REQUIREMENT
Return all lines that include the string "period".

RAW DATA
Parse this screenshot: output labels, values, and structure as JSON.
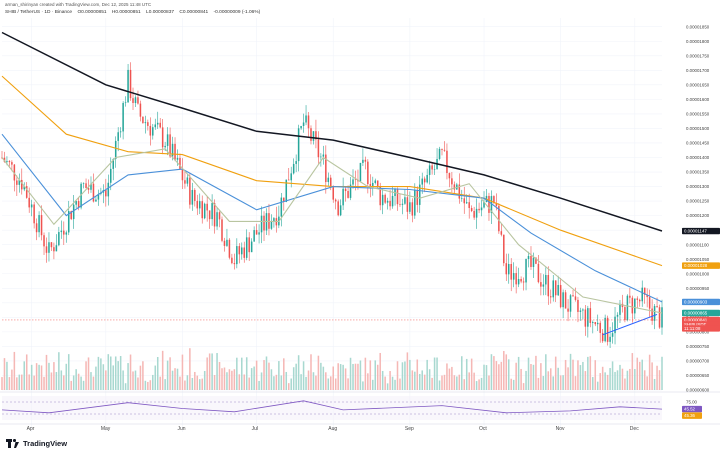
{
  "header": {
    "author_line": "arman_shirinyan created with TradingView.com, Dec 12, 2025 11:48 UTC",
    "symbol_line": "SHIB / TetherUS · 1D · Binance",
    "ohlc": [
      "O0.00000851",
      "H0.00000851",
      "L0.00000837",
      "C0.00000841",
      "-0.00000009 (-1.06%)"
    ]
  },
  "brand": {
    "name": "TradingView",
    "logo_icon": "tradingview-logo-icon"
  },
  "colors": {
    "up": "#26a69a",
    "down": "#ef5350",
    "ma200": "#131722",
    "ma100": "#f0a00f",
    "ma50": "#4a90d9",
    "ma20": "#b9c5a0",
    "rsi": "#7e57c2",
    "volume_up": "#a8d8d0",
    "volume_down": "#f5b7b5"
  },
  "chart_data": {
    "type": "candlestick",
    "symbol": "SHIB / TetherUS",
    "interval": "1D",
    "x_range": [
      "2025-03-20",
      "2025-12-12"
    ],
    "x_ticks": [
      {
        "label": "Apr",
        "date": "2025-04-01"
      },
      {
        "label": "May",
        "date": "2025-05-01"
      },
      {
        "label": "Jun",
        "date": "2025-06-01"
      },
      {
        "label": "Jul",
        "date": "2025-07-01"
      },
      {
        "label": "Aug",
        "date": "2025-08-01"
      },
      {
        "label": "Sep",
        "date": "2025-09-01"
      },
      {
        "label": "Oct",
        "date": "2025-10-01"
      },
      {
        "label": "Nov",
        "date": "2025-11-01"
      },
      {
        "label": "Dec",
        "date": "2025-12-01"
      }
    ],
    "y_range": [
      6e-06,
      1.88e-05
    ],
    "y_ticks": [
      "0.00001850",
      "0.00001800",
      "0.00001750",
      "0.00001700",
      "0.00001650",
      "0.00001600",
      "0.00001550",
      "0.00001500",
      "0.00001450",
      "0.00001400",
      "0.00001350",
      "0.00001300",
      "0.00001250",
      "0.00001200",
      "0.00001150",
      "0.00001100",
      "0.00001050",
      "0.00001000",
      "0.00000950",
      "0.00000900",
      "0.00000850",
      "0.00000800",
      "0.00000750",
      "0.00000700",
      "0.00000650",
      "0.00000600"
    ],
    "price_tags": [
      {
        "label": "0.00001147",
        "value": 1.147e-05,
        "color": "#131722"
      },
      {
        "label": "0.00001028",
        "value": 1.028e-05,
        "color": "#f0a00f"
      },
      {
        "label": "0.00000903",
        "value": 9.03e-06,
        "color": "#4a90d9"
      },
      {
        "label": "0.00000865",
        "value": 8.65e-06,
        "color": "#26a69a"
      },
      {
        "label": "0.00000841",
        "value": 8.41e-06,
        "color": "#ef5350"
      },
      {
        "label": "SHIBUSDT",
        "value": 8.26e-06,
        "color": "#ef5350"
      },
      {
        "label": "11:11:08",
        "value": 8.12e-06,
        "color": "#ef5350"
      }
    ],
    "anchor_closes": [
      {
        "date": "2025-03-20",
        "close": 1.4e-05
      },
      {
        "date": "2025-03-28",
        "close": 1.32e-05
      },
      {
        "date": "2025-04-08",
        "close": 1.07e-05
      },
      {
        "date": "2025-04-22",
        "close": 1.3e-05
      },
      {
        "date": "2025-05-01",
        "close": 1.27e-05
      },
      {
        "date": "2025-05-10",
        "close": 1.66e-05
      },
      {
        "date": "2025-05-14",
        "close": 1.55e-05
      },
      {
        "date": "2025-05-25",
        "close": 1.46e-05
      },
      {
        "date": "2025-06-05",
        "close": 1.26e-05
      },
      {
        "date": "2025-06-15",
        "close": 1.2e-05
      },
      {
        "date": "2025-06-22",
        "close": 1.05e-05
      },
      {
        "date": "2025-07-01",
        "close": 1.14e-05
      },
      {
        "date": "2025-07-10",
        "close": 1.22e-05
      },
      {
        "date": "2025-07-20",
        "close": 1.52e-05
      },
      {
        "date": "2025-07-28",
        "close": 1.38e-05
      },
      {
        "date": "2025-08-03",
        "close": 1.24e-05
      },
      {
        "date": "2025-08-14",
        "close": 1.36e-05
      },
      {
        "date": "2025-08-20",
        "close": 1.27e-05
      },
      {
        "date": "2025-09-01",
        "close": 1.23e-05
      },
      {
        "date": "2025-09-14",
        "close": 1.4e-05
      },
      {
        "date": "2025-09-25",
        "close": 1.21e-05
      },
      {
        "date": "2025-10-05",
        "close": 1.25e-05
      },
      {
        "date": "2025-10-10",
        "close": 1e-05
      },
      {
        "date": "2025-10-20",
        "close": 1.02e-05
      },
      {
        "date": "2025-11-04",
        "close": 8.9e-06
      },
      {
        "date": "2025-11-20",
        "close": 8e-06
      },
      {
        "date": "2025-11-28",
        "close": 8.9e-06
      },
      {
        "date": "2025-12-04",
        "close": 9.1e-06
      },
      {
        "date": "2025-12-12",
        "close": 8.41e-06
      }
    ],
    "moving_averages": [
      {
        "period": 200,
        "color": "#131722",
        "points": [
          [
            "2025-03-20",
            1.83e-05
          ],
          [
            "2025-05-01",
            1.65e-05
          ],
          [
            "2025-06-01",
            1.57e-05
          ],
          [
            "2025-07-01",
            1.49e-05
          ],
          [
            "2025-08-01",
            1.46e-05
          ],
          [
            "2025-09-01",
            1.4e-05
          ],
          [
            "2025-10-01",
            1.34e-05
          ],
          [
            "2025-11-01",
            1.26e-05
          ],
          [
            "2025-12-12",
            1.147e-05
          ]
        ]
      },
      {
        "period": 100,
        "color": "#f0a00f",
        "points": [
          [
            "2025-03-20",
            1.68e-05
          ],
          [
            "2025-04-15",
            1.48e-05
          ],
          [
            "2025-05-10",
            1.42e-05
          ],
          [
            "2025-06-01",
            1.41e-05
          ],
          [
            "2025-07-01",
            1.32e-05
          ],
          [
            "2025-08-01",
            1.3e-05
          ],
          [
            "2025-09-01",
            1.3e-05
          ],
          [
            "2025-10-01",
            1.26e-05
          ],
          [
            "2025-11-01",
            1.15e-05
          ],
          [
            "2025-12-12",
            1.028e-05
          ]
        ]
      },
      {
        "period": 50,
        "color": "#4a90d9",
        "points": [
          [
            "2025-03-20",
            1.48e-05
          ],
          [
            "2025-04-15",
            1.2e-05
          ],
          [
            "2025-05-10",
            1.34e-05
          ],
          [
            "2025-06-01",
            1.36e-05
          ],
          [
            "2025-07-01",
            1.22e-05
          ],
          [
            "2025-08-01",
            1.3e-05
          ],
          [
            "2025-09-01",
            1.29e-05
          ],
          [
            "2025-10-01",
            1.26e-05
          ],
          [
            "2025-10-20",
            1.14e-05
          ],
          [
            "2025-11-15",
            1.01e-05
          ],
          [
            "2025-12-12",
            9.03e-06
          ]
        ]
      },
      {
        "period": 20,
        "color": "#b9c5a0",
        "points": [
          [
            "2025-03-20",
            1.4e-05
          ],
          [
            "2025-04-10",
            1.17e-05
          ],
          [
            "2025-05-05",
            1.4e-05
          ],
          [
            "2025-05-25",
            1.43e-05
          ],
          [
            "2025-06-20",
            1.18e-05
          ],
          [
            "2025-07-10",
            1.18e-05
          ],
          [
            "2025-07-28",
            1.4e-05
          ],
          [
            "2025-08-15",
            1.3e-05
          ],
          [
            "2025-09-05",
            1.26e-05
          ],
          [
            "2025-09-25",
            1.31e-05
          ],
          [
            "2025-10-15",
            1.1e-05
          ],
          [
            "2025-11-10",
            9.2e-06
          ],
          [
            "2025-12-12",
            8.65e-06
          ]
        ]
      }
    ],
    "trendline": [
      [
        "2025-11-18",
        7.9e-06
      ],
      [
        "2025-12-10",
        8.6e-06
      ]
    ],
    "horizontal_level": 8.41e-06,
    "volume_panel": {
      "note": "daily volume bars, green up / red down"
    },
    "rsi_panel": {
      "ticks": [
        "75.00",
        "25.00"
      ],
      "range": [
        0,
        100
      ],
      "tags": [
        {
          "label": "45.52",
          "value": 45.52,
          "color": "#7e57c2"
        },
        {
          "label": "45.36",
          "value": 45.36,
          "color": "#f0a00f"
        }
      ],
      "anchor_values": [
        [
          "2025-03-20",
          42
        ],
        [
          "2025-04-08",
          30
        ],
        [
          "2025-05-10",
          72
        ],
        [
          "2025-06-01",
          48
        ],
        [
          "2025-06-22",
          34
        ],
        [
          "2025-07-20",
          80
        ],
        [
          "2025-08-05",
          42
        ],
        [
          "2025-09-14",
          60
        ],
        [
          "2025-10-10",
          30
        ],
        [
          "2025-11-05",
          38
        ],
        [
          "2025-11-25",
          55
        ],
        [
          "2025-12-12",
          45.52
        ]
      ]
    }
  }
}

RESULT
        "period": 200,
        "period": 100,
        "period": 50,
        "period": 20,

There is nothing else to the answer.